[START OF Recorded data]

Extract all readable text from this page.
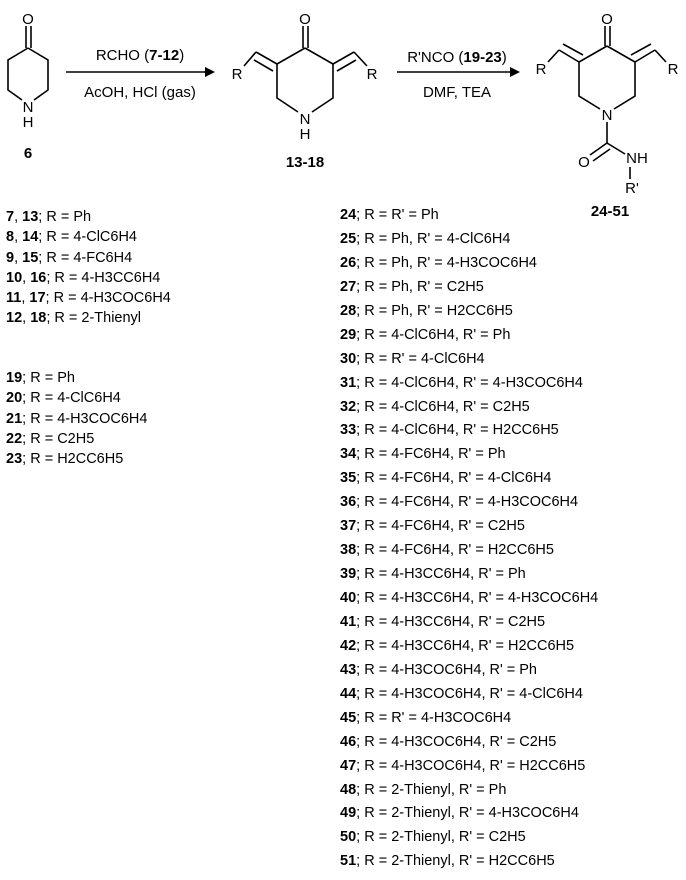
O
N
H
6
RCHO (7-12)
AcOH, HCl (gas)
O
R	R
N
H
13-18
R'NCO (19-23)
DMF, TEA
O
R	R
N
O NH
R'
24-51
7, 13; R = Ph
8, 14; R = 4-ClC6H4
9, 15; R = 4-FC6H4
10, 16; R = 4-H3CC6H4
11, 17; R = 4-H3COC6H4
12, 18; R = 2-Thienyl
19; R = Ph
20; R = 4-ClC6H4
21; R = 4-H3COC6H4
22; R = C2H5
23; R = H2CC6H5
24; R = R' = Ph
25; R = Ph, R' = 4-ClC6H4
26; R = Ph, R' = 4-H3COC6H4
27; R = Ph, R' = C2H5
28; R = Ph, R' = H2CC6H5
29; R = 4-ClC6H4, R' = Ph
30; R = R' = 4-ClC6H4
31; R = 4-ClC6H4, R' = 4-H3COC6H4
32; R = 4-ClC6H4, R' = C2H5
33; R = 4-ClC6H4, R' = H2CC6H5
34; R = 4-FC6H4, R' = Ph
35; R = 4-FC6H4, R' = 4-ClC6H4
36; R = 4-FC6H4, R' = 4-H3COC6H4
37; R = 4-FC6H4, R' = C2H5
38; R = 4-FC6H4, R' = H2CC6H5
39; R = 4-H3CC6H4, R' = Ph
40; R = 4-H3CC6H4, R' = 4-H3COC6H4
41; R = 4-H3CC6H4, R' = C2H5
42; R = 4-H3CC6H4, R' = H2CC6H5
43; R = 4-H3COC6H4, R' = Ph
44; R = 4-H3COC6H4, R' = 4-ClC6H4
45; R = R' = 4-H3COC6H4
46; R = 4-H3COC6H4, R' = C2H5
47; R = 4-H3COC6H4, R' = H2CC6H5
48; R = 2-Thienyl, R' = Ph
49; R = 2-Thienyl, R' = 4-H3COC6H4
50; R = 2-Thienyl, R' = C2H5
51; R = 2-Thienyl, R' = H2CC6H5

[END OF Recorded data]

◆ Task objective
Without the pictures, write out all of the material exactly.

◆ Exercise answer
Extract all readable text from this page.
O
N
H
6
RCHO (7-12)
AcOH, HCl (gas)
O
R	R
N
H
13-18
R'NCO (19-23)
DMF, TEA
O
R	R
N
O NH
R'
24-51
7, 13; R = Ph
8, 14; R = 4-ClC6H4
9, 15; R = 4-FC6H4
10, 16; R = 4-H3CC6H4
11, 17; R = 4-H3COC6H4
12, 18; R = 2-Thienyl
19; R = Ph
20; R = 4-ClC6H4
21; R = 4-H3COC6H4
22; R = C2H5
23; R = H2CC6H5
24; R = R' = Ph
25; R = Ph, R' = 4-ClC6H4
26; R = Ph, R' = 4-H3COC6H4
27; R = Ph, R' = C2H5
28; R = Ph, R' = H2CC6H5
29; R = 4-ClC6H4, R' = Ph
30; R = R' = 4-ClC6H4
31; R = 4-ClC6H4, R' = 4-H3COC6H4
32; R = 4-ClC6H4, R' = C2H5
33; R = 4-ClC6H4, R' = H2CC6H5
34; R = 4-FC6H4, R' = Ph
35; R = 4-FC6H4, R' = 4-ClC6H4
36; R = 4-FC6H4, R' = 4-H3COC6H4
37; R = 4-FC6H4, R' = C2H5
38; R = 4-FC6H4, R' = H2CC6H5
39; R = 4-H3CC6H4, R' = Ph
40; R = 4-H3CC6H4, R' = 4-H3COC6H4
41; R = 4-H3CC6H4, R' = C2H5
42; R = 4-H3CC6H4, R' = H2CC6H5
43; R = 4-H3COC6H4, R' = Ph
44; R = 4-H3COC6H4, R' = 4-ClC6H4
45; R = R' = 4-H3COC6H4
46; R = 4-H3COC6H4, R' = C2H5
47; R = 4-H3COC6H4, R' = H2CC6H5
48; R = 2-Thienyl, R' = Ph
49; R = 2-Thienyl, R' = 4-H3COC6H4
50; R = 2-Thienyl, R' = C2H5
51; R = 2-Thienyl, R' = H2CC6H5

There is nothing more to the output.